— start Items —

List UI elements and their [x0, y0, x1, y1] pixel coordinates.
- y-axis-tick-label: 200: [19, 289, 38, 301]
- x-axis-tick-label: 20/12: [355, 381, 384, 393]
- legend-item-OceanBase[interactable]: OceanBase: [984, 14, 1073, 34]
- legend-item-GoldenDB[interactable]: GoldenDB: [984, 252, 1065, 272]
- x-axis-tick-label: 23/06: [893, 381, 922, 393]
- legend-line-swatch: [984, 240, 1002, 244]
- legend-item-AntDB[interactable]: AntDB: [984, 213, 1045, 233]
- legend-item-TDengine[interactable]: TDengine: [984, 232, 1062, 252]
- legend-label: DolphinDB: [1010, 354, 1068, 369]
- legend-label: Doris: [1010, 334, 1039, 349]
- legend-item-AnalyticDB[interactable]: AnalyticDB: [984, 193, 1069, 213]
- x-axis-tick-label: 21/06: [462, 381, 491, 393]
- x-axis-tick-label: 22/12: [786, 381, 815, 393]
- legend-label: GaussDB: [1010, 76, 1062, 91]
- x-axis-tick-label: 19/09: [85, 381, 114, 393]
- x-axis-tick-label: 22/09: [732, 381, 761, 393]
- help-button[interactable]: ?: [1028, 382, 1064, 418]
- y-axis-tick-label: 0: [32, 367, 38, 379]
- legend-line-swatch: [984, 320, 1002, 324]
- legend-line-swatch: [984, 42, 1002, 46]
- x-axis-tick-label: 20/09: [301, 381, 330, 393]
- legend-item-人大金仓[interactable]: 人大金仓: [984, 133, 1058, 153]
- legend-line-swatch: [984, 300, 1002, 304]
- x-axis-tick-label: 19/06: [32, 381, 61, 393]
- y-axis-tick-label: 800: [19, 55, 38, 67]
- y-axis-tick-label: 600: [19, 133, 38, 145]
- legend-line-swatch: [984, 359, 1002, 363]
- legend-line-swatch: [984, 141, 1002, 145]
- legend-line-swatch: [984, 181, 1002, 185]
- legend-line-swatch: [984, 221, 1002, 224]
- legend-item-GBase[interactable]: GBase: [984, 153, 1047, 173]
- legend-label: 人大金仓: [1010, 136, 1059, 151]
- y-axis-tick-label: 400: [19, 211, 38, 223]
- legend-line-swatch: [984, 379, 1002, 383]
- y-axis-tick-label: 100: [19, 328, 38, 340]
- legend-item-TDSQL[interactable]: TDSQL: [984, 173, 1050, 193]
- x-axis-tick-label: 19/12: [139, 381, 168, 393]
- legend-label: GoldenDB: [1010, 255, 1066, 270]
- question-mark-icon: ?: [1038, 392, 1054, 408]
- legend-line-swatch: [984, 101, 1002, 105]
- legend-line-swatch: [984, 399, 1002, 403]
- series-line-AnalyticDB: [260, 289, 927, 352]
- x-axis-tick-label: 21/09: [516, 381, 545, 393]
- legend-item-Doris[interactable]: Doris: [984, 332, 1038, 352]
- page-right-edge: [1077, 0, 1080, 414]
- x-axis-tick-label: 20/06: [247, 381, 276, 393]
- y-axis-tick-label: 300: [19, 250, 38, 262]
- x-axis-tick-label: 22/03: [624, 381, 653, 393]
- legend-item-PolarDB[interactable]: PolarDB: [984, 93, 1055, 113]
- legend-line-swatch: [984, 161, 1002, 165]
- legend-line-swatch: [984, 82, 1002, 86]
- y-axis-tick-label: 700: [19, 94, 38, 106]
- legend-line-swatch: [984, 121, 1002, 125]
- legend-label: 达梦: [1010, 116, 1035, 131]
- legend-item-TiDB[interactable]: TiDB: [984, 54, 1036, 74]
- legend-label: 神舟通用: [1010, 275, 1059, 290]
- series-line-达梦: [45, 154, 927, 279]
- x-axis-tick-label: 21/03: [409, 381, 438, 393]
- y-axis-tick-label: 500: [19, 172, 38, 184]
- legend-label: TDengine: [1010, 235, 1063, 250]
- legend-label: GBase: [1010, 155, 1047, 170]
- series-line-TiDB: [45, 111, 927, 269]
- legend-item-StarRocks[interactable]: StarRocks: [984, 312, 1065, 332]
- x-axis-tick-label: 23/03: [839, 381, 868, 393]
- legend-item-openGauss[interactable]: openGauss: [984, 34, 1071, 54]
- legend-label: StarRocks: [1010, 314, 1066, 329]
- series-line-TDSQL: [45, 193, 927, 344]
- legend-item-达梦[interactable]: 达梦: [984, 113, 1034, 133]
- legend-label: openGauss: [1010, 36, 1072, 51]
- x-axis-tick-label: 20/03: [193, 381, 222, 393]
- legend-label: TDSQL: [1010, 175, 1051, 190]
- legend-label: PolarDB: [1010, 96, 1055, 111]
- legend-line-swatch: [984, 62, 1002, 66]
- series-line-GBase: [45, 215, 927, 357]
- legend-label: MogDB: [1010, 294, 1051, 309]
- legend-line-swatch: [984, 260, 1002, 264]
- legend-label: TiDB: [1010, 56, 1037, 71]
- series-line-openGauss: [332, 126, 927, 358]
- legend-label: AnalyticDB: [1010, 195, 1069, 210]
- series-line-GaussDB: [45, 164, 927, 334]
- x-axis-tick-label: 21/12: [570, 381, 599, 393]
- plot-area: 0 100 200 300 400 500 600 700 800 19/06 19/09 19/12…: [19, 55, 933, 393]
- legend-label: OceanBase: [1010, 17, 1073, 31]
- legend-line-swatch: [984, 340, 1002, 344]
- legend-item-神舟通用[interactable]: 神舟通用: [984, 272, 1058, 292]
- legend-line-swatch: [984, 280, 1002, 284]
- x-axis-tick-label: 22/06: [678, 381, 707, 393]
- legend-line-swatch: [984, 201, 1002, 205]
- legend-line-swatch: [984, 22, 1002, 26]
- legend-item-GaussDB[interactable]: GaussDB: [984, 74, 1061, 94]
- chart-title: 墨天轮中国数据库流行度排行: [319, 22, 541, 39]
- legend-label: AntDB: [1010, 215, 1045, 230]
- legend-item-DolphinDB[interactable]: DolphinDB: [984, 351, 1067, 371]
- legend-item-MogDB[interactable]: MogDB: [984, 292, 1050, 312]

— end Items —

Written instruction: How many lines of the data contain the string "GBase"? Answer with the number alone.

Right answer: 3